(Source data)

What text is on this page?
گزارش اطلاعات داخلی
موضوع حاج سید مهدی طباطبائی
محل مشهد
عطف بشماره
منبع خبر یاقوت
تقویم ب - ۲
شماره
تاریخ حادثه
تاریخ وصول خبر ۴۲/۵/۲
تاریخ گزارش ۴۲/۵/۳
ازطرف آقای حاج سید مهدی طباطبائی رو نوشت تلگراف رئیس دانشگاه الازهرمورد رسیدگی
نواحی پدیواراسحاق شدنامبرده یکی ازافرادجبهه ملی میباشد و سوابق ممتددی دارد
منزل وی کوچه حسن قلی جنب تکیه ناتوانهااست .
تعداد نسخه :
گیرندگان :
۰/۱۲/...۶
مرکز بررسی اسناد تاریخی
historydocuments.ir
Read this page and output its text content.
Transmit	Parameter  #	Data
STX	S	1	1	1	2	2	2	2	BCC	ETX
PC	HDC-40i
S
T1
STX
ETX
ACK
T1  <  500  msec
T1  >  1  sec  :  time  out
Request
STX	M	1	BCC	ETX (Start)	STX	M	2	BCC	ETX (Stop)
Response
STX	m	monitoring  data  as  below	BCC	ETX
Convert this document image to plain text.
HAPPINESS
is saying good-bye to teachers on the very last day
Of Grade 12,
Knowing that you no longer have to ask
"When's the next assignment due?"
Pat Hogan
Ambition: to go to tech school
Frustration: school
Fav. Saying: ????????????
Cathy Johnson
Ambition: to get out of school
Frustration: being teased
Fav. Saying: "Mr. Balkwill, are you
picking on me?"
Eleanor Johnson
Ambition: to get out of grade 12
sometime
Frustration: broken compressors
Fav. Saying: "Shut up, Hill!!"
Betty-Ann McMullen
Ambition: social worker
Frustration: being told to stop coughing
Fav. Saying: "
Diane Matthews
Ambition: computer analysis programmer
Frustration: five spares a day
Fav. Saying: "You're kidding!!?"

* OBJECTIVE *
Make an exact copy of the listing, including every line.

* EXERCISE OUTPUT *
What text is on this page?
گزارش اطلاعات داخلی
موضوع حاج سید مهدی طباطبائی
محل مشهد
عطف بشماره
منبع خبر یاقوت
تقویم ب - ۲
شماره
تاریخ حادثه
تاریخ وصول خبر ۴۲/۵/۲
تاریخ گزارش ۴۲/۵/۳
ازطرف آقای حاج سید مهدی طباطبائی رو نوشت تلگراف رئیس دانشگاه الازهرمورد رسیدگی
نواحی پدیواراسحاق شدنامبرده یکی ازافرادجبهه ملی میباشد و سوابق ممتددی دارد
منزل وی کوچه حسن قلی جنب تکیه ناتوانهااست .
تعداد نسخه :
گیرندگان :
۰/۱۲/...۶
مرکز بررسی اسناد تاریخی
historydocuments.ir
Read this page and output its text content.
Transmit	Parameter  #	Data
STX	S	1	1	1	2	2	2	2	BCC	ETX
PC	HDC-40i
S
T1
STX
ETX
ACK
T1  <  500  msec
T1  >  1  sec  :  time  out
Request
STX	M	1	BCC	ETX (Start)	STX	M	2	BCC	ETX (Stop)
Response
STX	m	monitoring  data  as  below	BCC	ETX
Convert this document image to plain text.
HAPPINESS
is saying good-bye to teachers on the very last day
Of Grade 12,
Knowing that you no longer have to ask
"When's the next assignment due?"
Pat Hogan
Ambition: to go to tech school
Frustration: school
Fav. Saying: ????????????
Cathy Johnson
Ambition: to get out of school
Frustration: being teased
Fav. Saying: "Mr. Balkwill, are you
picking on me?"
Eleanor Johnson
Ambition: to get out of grade 12
sometime
Frustration: broken compressors
Fav. Saying: "Shut up, Hill!!"
Betty-Ann McMullen
Ambition: social worker
Frustration: being told to stop coughing
Fav. Saying: "
Diane Matthews
Ambition: computer analysis programmer
Frustration: five spares a day
Fav. Saying: "You're kidding!!?"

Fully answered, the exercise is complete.